>> BEGIN Given records

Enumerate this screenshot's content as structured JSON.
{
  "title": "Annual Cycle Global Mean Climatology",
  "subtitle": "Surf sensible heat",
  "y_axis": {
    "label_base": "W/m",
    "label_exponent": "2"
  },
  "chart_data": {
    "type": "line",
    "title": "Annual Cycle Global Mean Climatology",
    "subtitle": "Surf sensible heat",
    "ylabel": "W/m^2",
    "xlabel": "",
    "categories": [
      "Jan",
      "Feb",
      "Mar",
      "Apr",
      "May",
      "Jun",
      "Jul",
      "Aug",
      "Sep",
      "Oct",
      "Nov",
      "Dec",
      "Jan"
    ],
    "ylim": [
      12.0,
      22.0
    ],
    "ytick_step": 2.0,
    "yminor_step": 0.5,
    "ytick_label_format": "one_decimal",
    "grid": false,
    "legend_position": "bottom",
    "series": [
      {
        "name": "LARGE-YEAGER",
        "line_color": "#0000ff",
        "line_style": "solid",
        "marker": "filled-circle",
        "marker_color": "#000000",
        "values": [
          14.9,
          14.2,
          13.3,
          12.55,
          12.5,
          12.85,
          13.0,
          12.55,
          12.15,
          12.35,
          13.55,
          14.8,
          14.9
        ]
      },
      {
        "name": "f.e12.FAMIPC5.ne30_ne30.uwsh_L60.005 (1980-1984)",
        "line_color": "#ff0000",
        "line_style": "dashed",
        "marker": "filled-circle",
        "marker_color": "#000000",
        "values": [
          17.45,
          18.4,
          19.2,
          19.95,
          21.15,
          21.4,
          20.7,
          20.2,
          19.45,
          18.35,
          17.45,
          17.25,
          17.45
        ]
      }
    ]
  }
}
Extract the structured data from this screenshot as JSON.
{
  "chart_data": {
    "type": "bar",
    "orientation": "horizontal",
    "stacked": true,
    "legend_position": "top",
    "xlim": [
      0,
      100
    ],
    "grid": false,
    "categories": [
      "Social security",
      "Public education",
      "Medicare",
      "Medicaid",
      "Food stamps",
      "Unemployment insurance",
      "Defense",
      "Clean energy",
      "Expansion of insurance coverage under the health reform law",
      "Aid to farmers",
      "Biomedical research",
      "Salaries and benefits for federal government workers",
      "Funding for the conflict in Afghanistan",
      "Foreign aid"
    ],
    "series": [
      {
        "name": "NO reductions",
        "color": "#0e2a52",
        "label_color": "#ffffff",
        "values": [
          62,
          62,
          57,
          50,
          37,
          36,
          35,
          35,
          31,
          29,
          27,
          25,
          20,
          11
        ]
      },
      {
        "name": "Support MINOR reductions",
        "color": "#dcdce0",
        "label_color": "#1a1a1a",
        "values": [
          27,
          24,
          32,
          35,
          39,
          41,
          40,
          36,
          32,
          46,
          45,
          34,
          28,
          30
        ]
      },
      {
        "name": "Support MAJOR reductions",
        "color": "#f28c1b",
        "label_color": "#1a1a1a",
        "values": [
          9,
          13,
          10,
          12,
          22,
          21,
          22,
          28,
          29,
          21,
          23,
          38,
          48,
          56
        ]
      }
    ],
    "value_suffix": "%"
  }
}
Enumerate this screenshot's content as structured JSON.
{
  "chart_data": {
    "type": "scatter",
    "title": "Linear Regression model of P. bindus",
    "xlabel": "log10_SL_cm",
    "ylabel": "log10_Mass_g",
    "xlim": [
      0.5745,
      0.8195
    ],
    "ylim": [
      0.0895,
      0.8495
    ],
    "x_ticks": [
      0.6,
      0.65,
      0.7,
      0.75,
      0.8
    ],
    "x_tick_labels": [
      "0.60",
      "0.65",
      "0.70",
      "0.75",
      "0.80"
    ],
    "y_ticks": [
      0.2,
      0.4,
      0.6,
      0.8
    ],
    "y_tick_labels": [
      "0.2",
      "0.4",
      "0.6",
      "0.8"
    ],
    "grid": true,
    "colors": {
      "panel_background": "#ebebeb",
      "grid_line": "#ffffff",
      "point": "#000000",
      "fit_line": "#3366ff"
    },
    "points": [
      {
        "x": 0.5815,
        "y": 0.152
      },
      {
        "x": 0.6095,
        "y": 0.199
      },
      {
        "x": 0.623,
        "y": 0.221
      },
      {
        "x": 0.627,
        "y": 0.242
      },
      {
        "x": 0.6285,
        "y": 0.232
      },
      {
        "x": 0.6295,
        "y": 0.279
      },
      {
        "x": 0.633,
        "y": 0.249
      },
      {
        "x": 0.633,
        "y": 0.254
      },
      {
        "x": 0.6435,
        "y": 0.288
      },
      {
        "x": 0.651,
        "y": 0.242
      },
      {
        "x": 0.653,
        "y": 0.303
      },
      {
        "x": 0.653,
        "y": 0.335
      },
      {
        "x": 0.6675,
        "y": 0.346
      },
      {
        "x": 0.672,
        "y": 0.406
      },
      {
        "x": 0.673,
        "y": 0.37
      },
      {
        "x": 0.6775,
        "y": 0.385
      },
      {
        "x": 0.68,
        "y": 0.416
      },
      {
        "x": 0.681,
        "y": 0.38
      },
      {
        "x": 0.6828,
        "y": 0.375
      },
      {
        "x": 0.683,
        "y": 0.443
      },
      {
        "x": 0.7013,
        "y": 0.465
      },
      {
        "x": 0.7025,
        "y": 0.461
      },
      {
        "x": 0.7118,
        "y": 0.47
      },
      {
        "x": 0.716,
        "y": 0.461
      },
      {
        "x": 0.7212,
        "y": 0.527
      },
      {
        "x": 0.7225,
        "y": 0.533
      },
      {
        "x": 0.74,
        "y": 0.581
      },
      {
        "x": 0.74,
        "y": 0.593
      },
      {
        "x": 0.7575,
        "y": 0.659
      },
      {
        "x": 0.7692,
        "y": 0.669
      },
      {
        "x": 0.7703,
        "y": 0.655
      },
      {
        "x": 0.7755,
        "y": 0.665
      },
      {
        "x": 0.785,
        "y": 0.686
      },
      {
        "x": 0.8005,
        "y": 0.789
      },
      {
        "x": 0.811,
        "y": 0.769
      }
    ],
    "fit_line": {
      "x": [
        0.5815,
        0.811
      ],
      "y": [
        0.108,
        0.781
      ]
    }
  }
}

>> END Given records

Written exercise - Pick out every line with the string "Climatology" and copy it.

Solution below -
  "title": "Annual Cycle Global Mean Climatology",
    "title": "Annual Cycle Global Mean Climatology",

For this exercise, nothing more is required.